begin Record list

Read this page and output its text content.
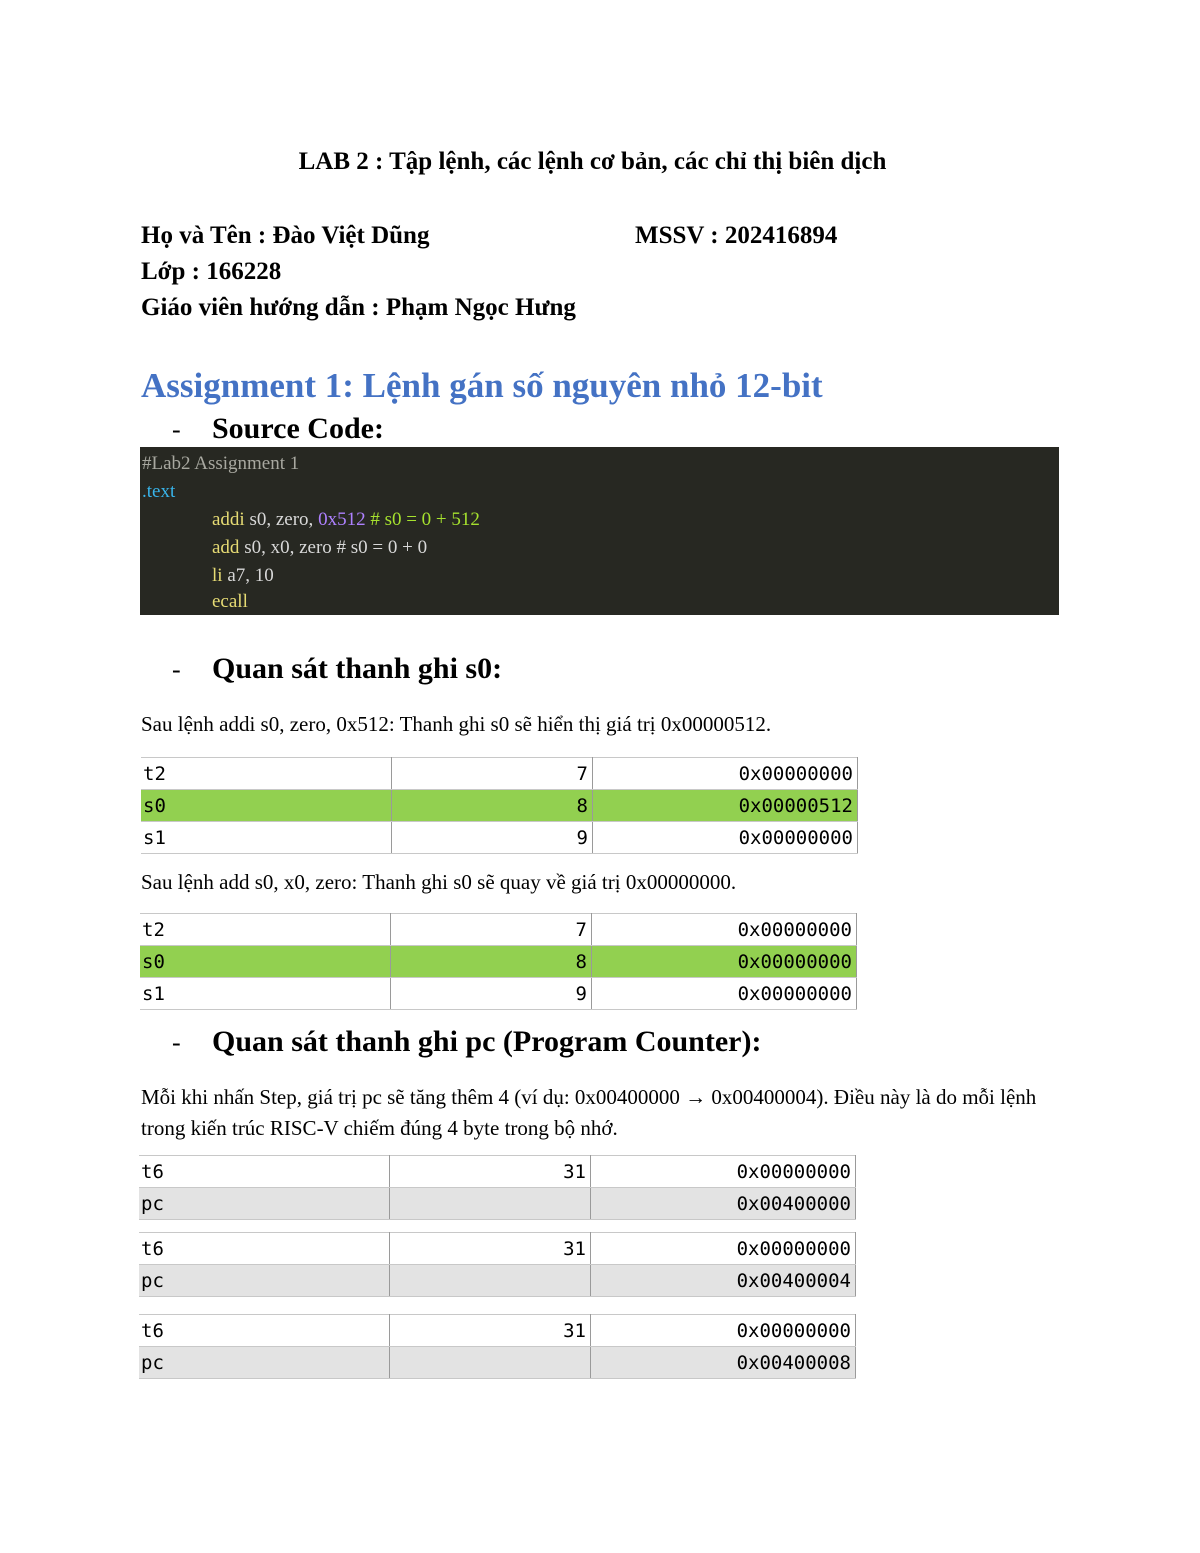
LAB 2 : Tập lệnh, các lệnh cơ bản, các chỉ thị biên dịch
Họ và Tên : Đào Việt Dũng	MSSV : 202416894
Lớp : 166228
Giáo viên hướng dẫn : Phạm Ngọc Hưng
Assignment 1: Lệnh gán số nguyên nhỏ 12-bit
- Source Code:
#Lab2 Assignment 1
.text
addi s0, zero, 0x512 # s0 = 0 + 512
add s0, x0, zero # s0 = 0 + 0
li a7, 10
ecall
- Quan sát thanh ghi s0:
Sau lệnh addi s0, zero, 0x512: Thanh ghi s0 sẽ hiển thị giá trị 0x00000512.
t2	7	0x00000000
s0	8	0x00000512
s1	9	0x00000000
Sau lệnh add s0, x0, zero: Thanh ghi s0 sẽ quay về giá trị 0x00000000.
t2	7	0x00000000
s0	8	0x00000000
s1	9	0x00000000
- Quan sát thanh ghi pc (Program Counter):
Mỗi khi nhấn Step, giá trị pc sẽ tăng thêm 4 (ví dụ: 0x00400000 → 0x00400004). Điều này là do mỗi lệnh trong kiến trúc RISC-V chiếm đúng 4 byte trong bộ nhớ.
t6	31	0x00000000
pc		0x00400000
t6	31	0x00000000
pc		0x00400004
t6	31	0x00000000
pc		0x00400008
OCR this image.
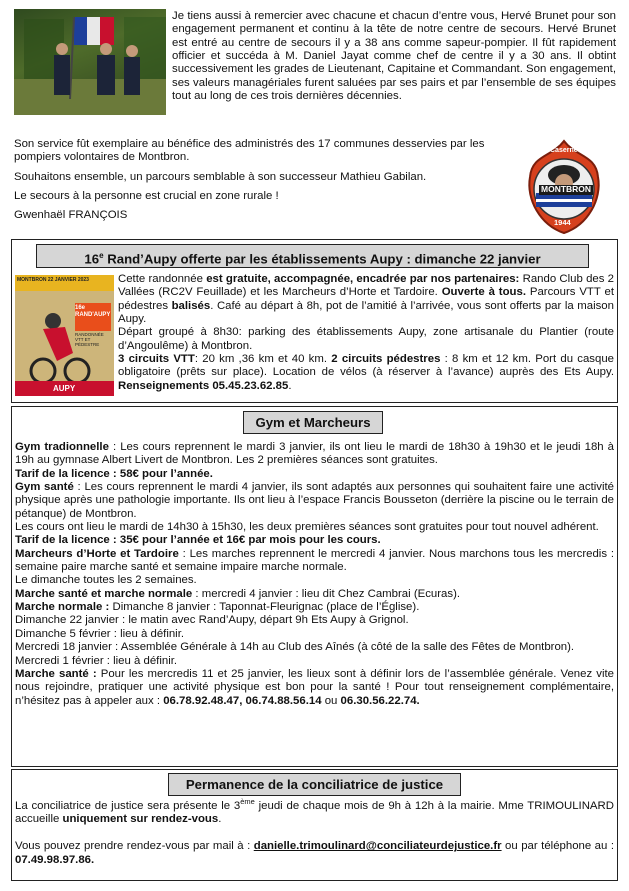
Je tiens aussi à remercier avec chacune et chacun d’entre vous, Hervé Brunet pour son engagement permanent et continu à la tête de notre centre de secours. Hervé Brunet est entré au centre de secours il y a 38 ans comme sapeur-pompier. Il fût rapidement officier et succéda à M. Daniel Jayat comme chef de centre il y a 30 ans. Il obtint successivement les grades de Lieutenant, Capitaine et Commandant. Son engagement, ses valeurs managériales furent saluées par ses pairs et par l’ensemble de ses équipes tout au long de ces trois dernières décennies.

Son service fût exemplaire au bénéfice des administrés des 17 communes desservies par les pompiers volontaires de Montbron.

Souhaitons ensemble, un parcours semblable à son successeur Mathieu Gabilan.

Le secours à la personne est crucial en zone rurale !

Gwenhaël FRANÇOIS

Caserne
MONTBRON
1944
16e Rand’Aupy offerte par les établissements Aupy : dimanche 22 janvier
MONTBRON 22 JANVIER 2023
16e RAND'AUPY
RANDONNÉE VTT ET PÉDESTRE
AUPY

Cette randonnée est gratuite, accompagnée, encadrée par nos partenaires: Rando Club des 2 Vallées (RC2V Feuillade) et les Marcheurs d’Horte et Tardoire. Ouverte à tous. Parcours VTT et pédestres balisés. Café au départ à 8h, pot de l’amitié à l’arrivée, vous sont offerts par la maison Aupy.

Départ groupé à 8h30: parking des établissements Aupy, zone artisanale du Plantier (route d’Angoulême) à Montbron.

3 circuits VTT: 20 km ,36 km et 40 km. 2 circuits pédestres : 8 km et 12 km. Port du casque obligatoire (prêts sur place). Location de vélos (à réserver à l’avance) auprès des Ets Aupy. Renseignements 05.45.23.62.85.

Gym et Marcheurs

Gym tradionnelle : Les cours reprennent le mardi 3 janvier, ils ont lieu le mardi de 18h30 à 19h30 et le jeudi 18h à 19h au gymnase Albert Livert de Montbron. Les 2 premières séances sont gratuites.

Tarif de la licence : 58€ pour l’année.

Gym santé : Les cours reprennent le mardi 4 janvier, ils sont adaptés aux personnes qui souhaitent faire une activité physique après une pathologie importante. Ils ont lieu à l’espace Francis Bousseton (derrière la piscine ou le terrain de pétanque) de Montbron.

Les cours ont lieu le mardi de 14h30 à 15h30, les deux premières séances sont gratuites pour tout nouvel adhérent.

Tarif de la licence : 35€ pour l’année et 16€ par mois pour les cours.

Marcheurs d’Horte et Tardoire : Les marches reprennent le mercredi 4 janvier. Nous marchons tous les mercredis : semaine paire marche santé et semaine impaire marche normale.

Le dimanche toutes les 2 semaines.

Marche santé et marche normale : mercredi 4 janvier : lieu dit Chez Cambrai (Ecuras).

Marche normale : Dimanche 8 janvier : Taponnat-Fleurignac (place de l’Église).

Dimanche 22 janvier : le matin avec Rand’Aupy, départ 9h Ets Aupy à Grignol.

Dimanche 5 février : lieu à définir.

Mercredi 18 janvier : Assemblée Générale à 14h au Club des Aînés (à côté de la salle des Fêtes de Montbron).

Mercredi 1 février : lieu à définir.

Marche santé : Pour les mercredis 11 et 25 janvier, les lieux sont à définir lors de l’assemblée générale. Venez vite nous rejoindre, pratiquer une activité physique est bon pour la santé ! Pour tout renseignement complémentaire, n’hésitez pas à appeler aux : 06.78.92.48.47, 06.74.88.56.14 ou 06.30.56.22.74.

Permanence de la conciliatrice de justice

La conciliatrice de justice sera présente le 3ème jeudi de chaque mois de 9h à 12h à la mairie. Mme TRIMOULINARD accueille uniquement sur rendez-vous.

Vous pouvez prendre rendez-vous par mail à : danielle.trimoulinard@conciliateurdejustice.fr ou par téléphone au : 07.49.98.97.86.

end Record list

# The problem
Of the lines above, copy each that contains "tous".

# Completed task
Cette randonnée est gratuite, accompagnée, encadrée par nos partenaires: Rando Club des 2 Vallées (RC2V Feuillade) et les Marcheurs d’Horte et Tardoire. Ouverte à tous. Parcours VTT et pédestres balisés. Café au départ à 8h, pot de l’amitié à l’arrivée, vous sont offerts par la maison Aupy.
Marcheurs d’Horte et Tardoire : Les marches reprennent le mercredi 4 janvier. Nous marchons tous les mercredis : semaine paire marche santé et semaine impaire marche normale.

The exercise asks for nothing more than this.